• What is being asked: Look below and pull out each line with the word "ylabel".

[start Extracted entries]

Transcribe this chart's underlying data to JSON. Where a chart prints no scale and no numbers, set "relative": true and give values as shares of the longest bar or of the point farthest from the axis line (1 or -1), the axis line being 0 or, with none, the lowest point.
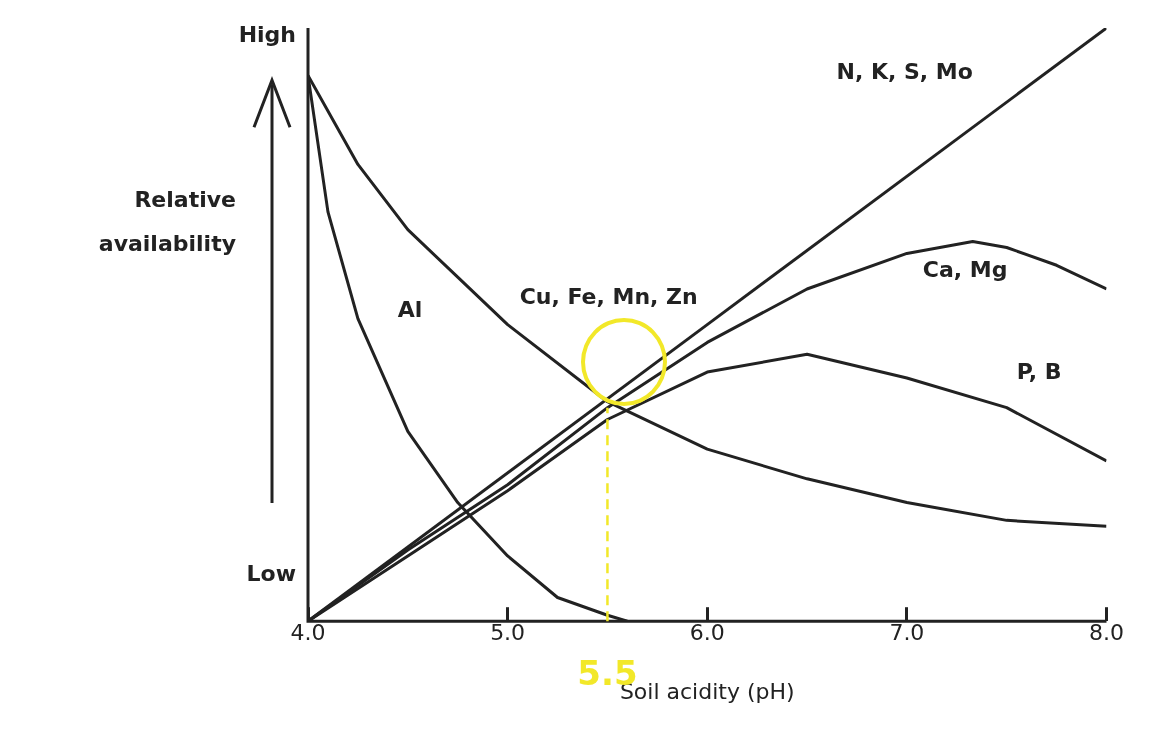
{
  "chart_data": {
    "type": "line",
    "relative": true,
    "xlabel": "Soil acidity (pH)",
    "ylabel": "Relative availability",
    "legend": false,
    "grid": false,
    "marker": "none",
    "line_style": "solid",
    "xlim": [
      4,
      8
    ],
    "xticks": [
      {
        "value": 4,
        "label": "4.0"
      },
      {
        "value": 5,
        "label": "5.0"
      },
      {
        "value": 6,
        "label": "6.0"
      },
      {
        "value": 7,
        "label": "7.0"
      },
      {
        "value": 8,
        "label": "8.0"
      }
    ],
    "annotations": [
      "High",
      "Low"
    ],
    "ref_lines": [
      {
        "axis": "x",
        "value": 5.5,
        "label": "5.5",
        "color": "#f2e829",
        "line_style": "dashed"
      }
    ],
    "series": [
      {
        "name": "N, K, S, Mo",
        "color": "#222222",
        "x": [
          4,
          6,
          8
        ],
        "values": [
          0,
          0.5,
          1
        ]
      },
      {
        "name": "Cu, Fe, Mn, Zn",
        "color": "#222222",
        "x": [
          4,
          4.25,
          4.5,
          4.75,
          5,
          5.5,
          6,
          6.5,
          7,
          7.5,
          8
        ],
        "values": [
          0.92,
          0.77,
          0.66,
          0.58,
          0.5,
          0.37,
          0.29,
          0.24,
          0.2,
          0.17,
          0.16
        ]
      },
      {
        "name": "Ca, Mg",
        "color": "#222222",
        "x": [
          4,
          4.5,
          5,
          5.5,
          6,
          6.5,
          7,
          7.33,
          7.5,
          7.75,
          8
        ],
        "values": [
          0,
          0.12,
          0.23,
          0.36,
          0.47,
          0.56,
          0.62,
          0.64,
          0.63,
          0.6,
          0.56
        ]
      },
      {
        "name": "P, B",
        "color": "#222222",
        "x": [
          4,
          4.5,
          5,
          5.5,
          6,
          6.5,
          7,
          7.5,
          8
        ],
        "values": [
          0,
          0.11,
          0.22,
          0.34,
          0.42,
          0.45,
          0.41,
          0.36,
          0.27
        ]
      },
      {
        "name": "Al",
        "color": "#222222",
        "x": [
          4,
          4.1,
          4.25,
          4.5,
          4.75,
          5,
          5.25,
          5.5,
          5.6
        ],
        "values": [
          0.92,
          0.69,
          0.51,
          0.32,
          0.2,
          0.11,
          0.04,
          0.01,
          0
        ]
      }
    ]
  }
}
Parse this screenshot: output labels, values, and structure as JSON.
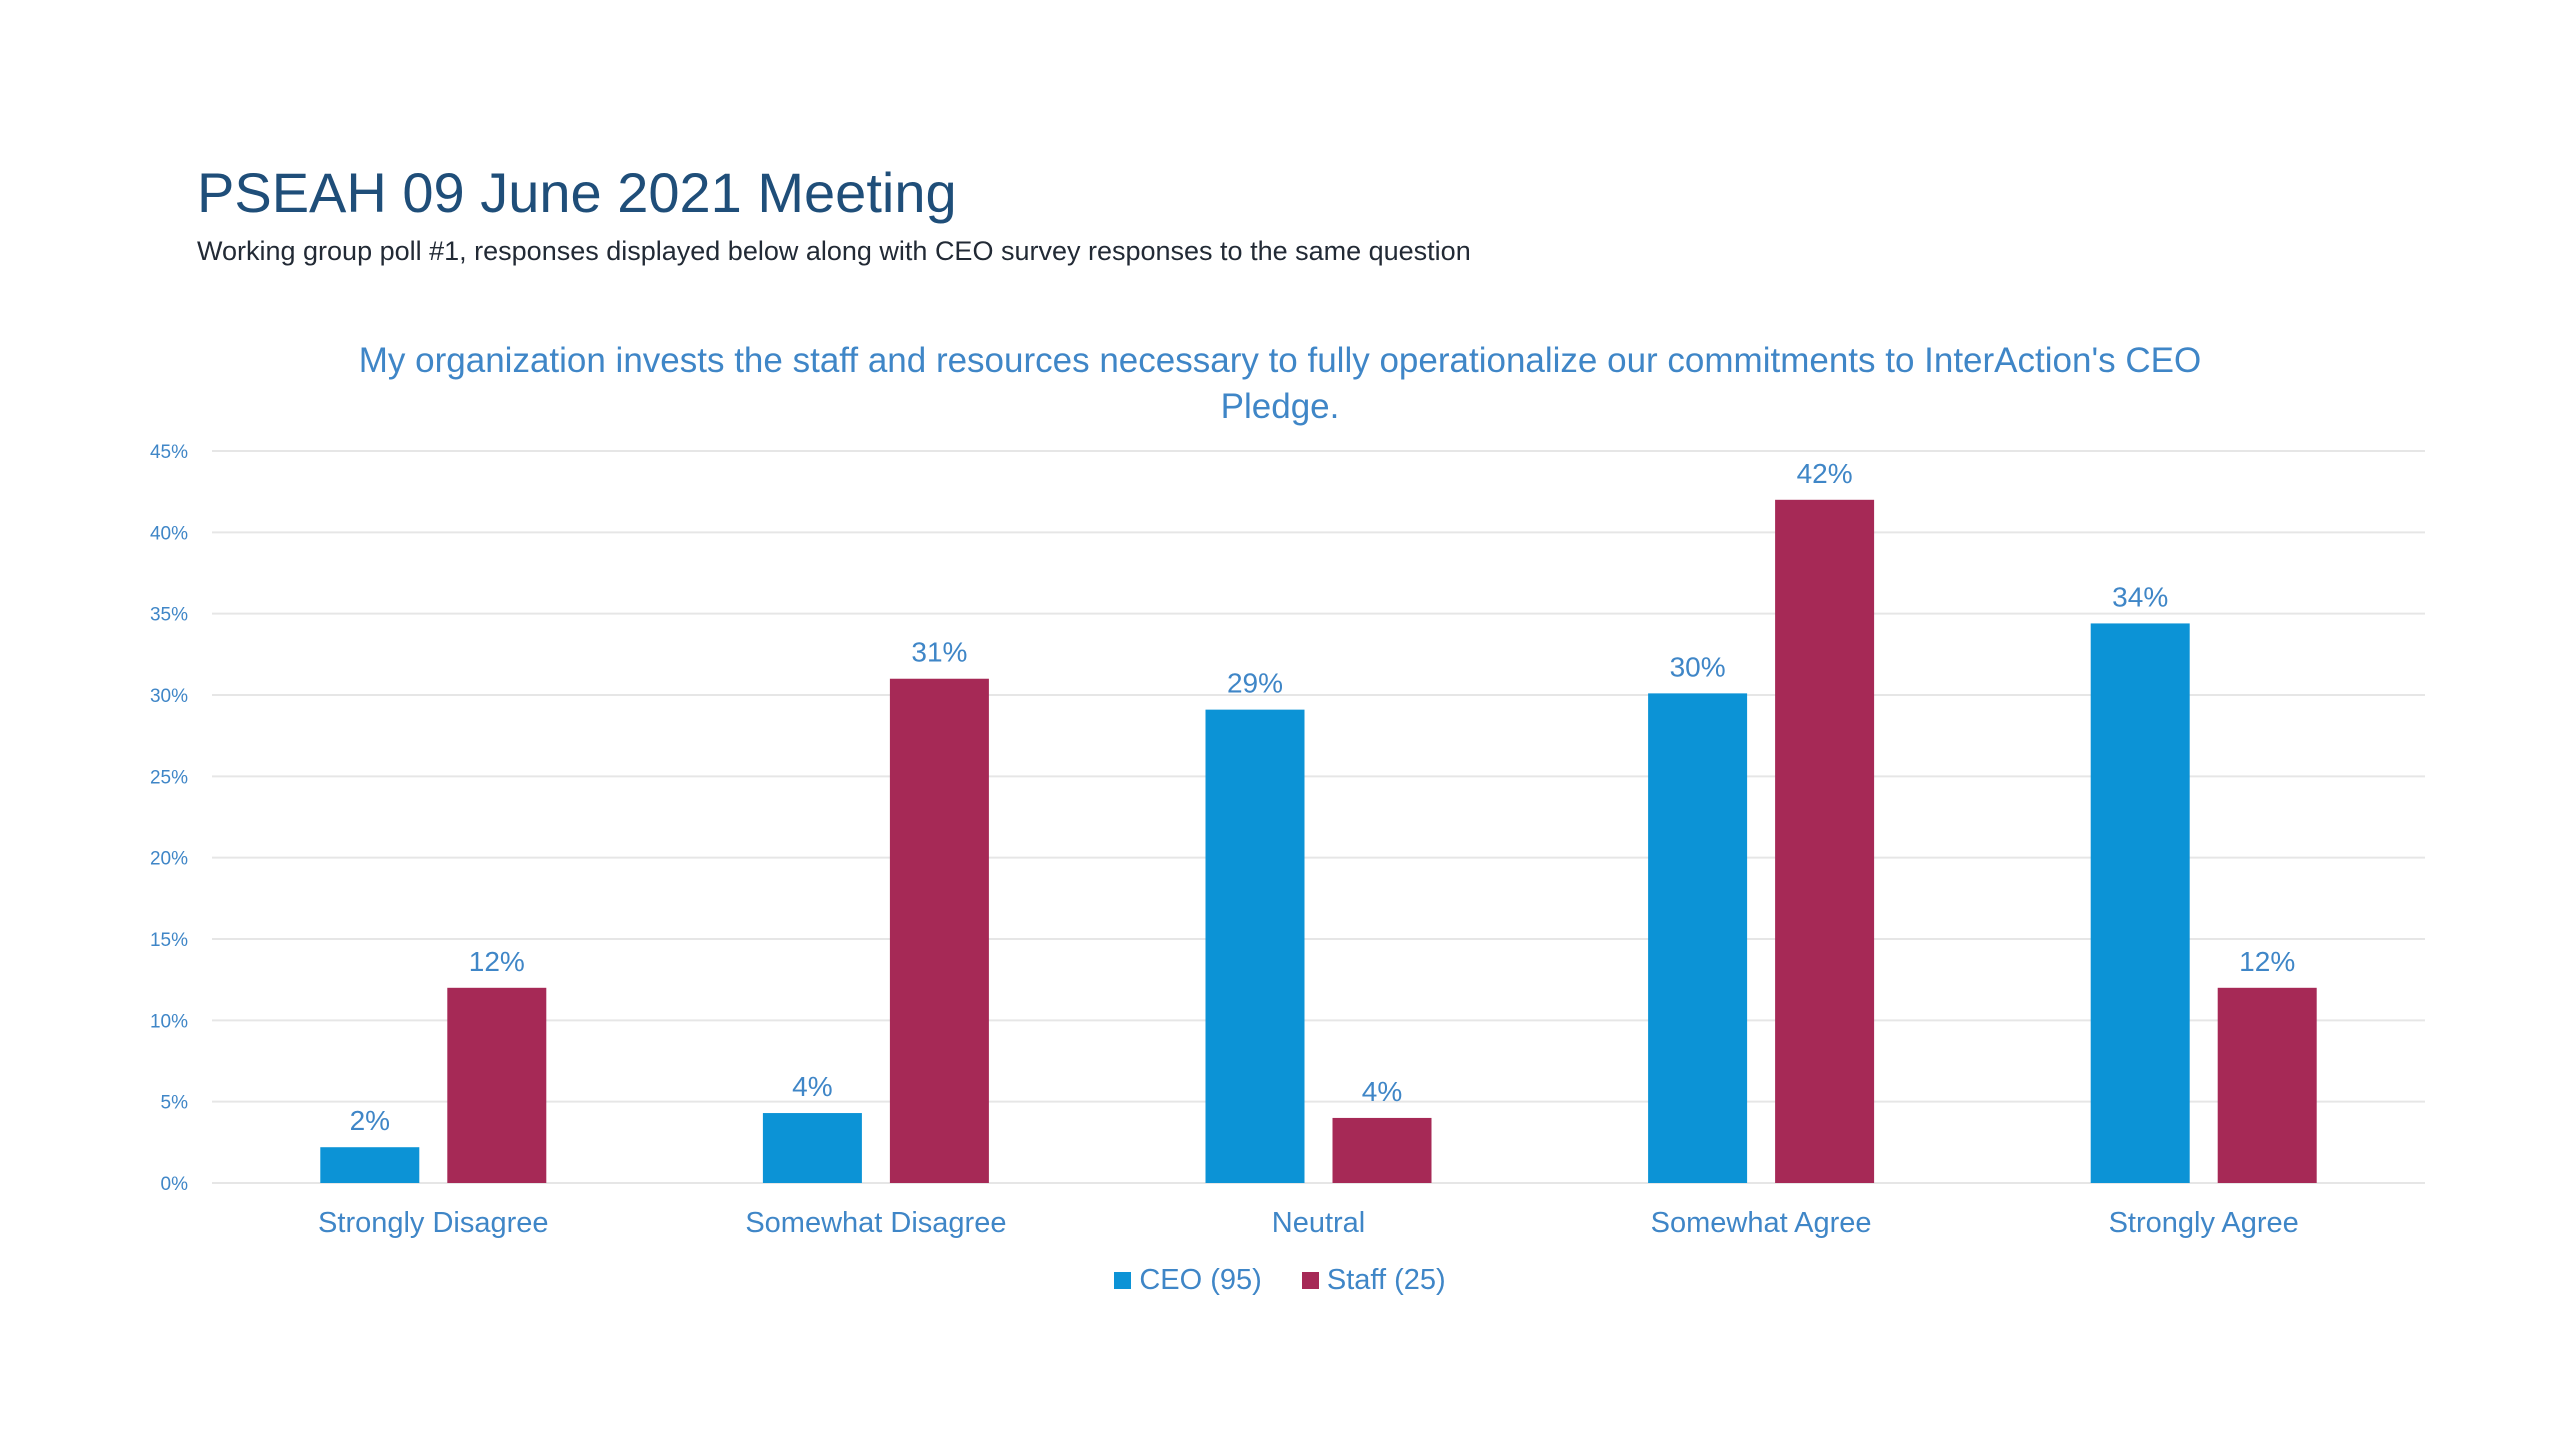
{
  "header": {
    "title": "PSEAH 09 June 2021 Meeting",
    "subtitle": "Working group poll #1, responses displayed below along with CEO survey responses to the same question"
  },
  "colors": {
    "ceo": "#0c93d6",
    "staff": "#a62956",
    "grid": "#e6e6e6",
    "label": "#3f86c7"
  },
  "chart_data": {
    "type": "bar",
    "title": "My organization invests the staff and resources necessary to fully operationalize our commitments to InterAction's CEO Pledge.",
    "categories": [
      "Strongly Disagree",
      "Somewhat Disagree",
      "Neutral",
      "Somewhat Agree",
      "Strongly Agree"
    ],
    "series": [
      {
        "name": "CEO (95)",
        "values": [
          2.2,
          4.3,
          29.1,
          30.1,
          34.4
        ],
        "labels": [
          "2%",
          "4%",
          "29%",
          "30%",
          "34%"
        ]
      },
      {
        "name": "Staff (25)",
        "values": [
          12,
          31,
          4,
          42,
          12
        ],
        "labels": [
          "12%",
          "31%",
          "4%",
          "42%",
          "12%"
        ]
      }
    ],
    "yticks": [
      "0%",
      "5%",
      "10%",
      "15%",
      "20%",
      "25%",
      "30%",
      "35%",
      "40%",
      "45%"
    ],
    "ylim": [
      0,
      45
    ],
    "xlabel": "",
    "ylabel": "",
    "grid": true,
    "legend": "bottom"
  }
}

[end Extracted entries]

• Final answer:
    "ylabel": "Relative availability",
    "ylabel": "",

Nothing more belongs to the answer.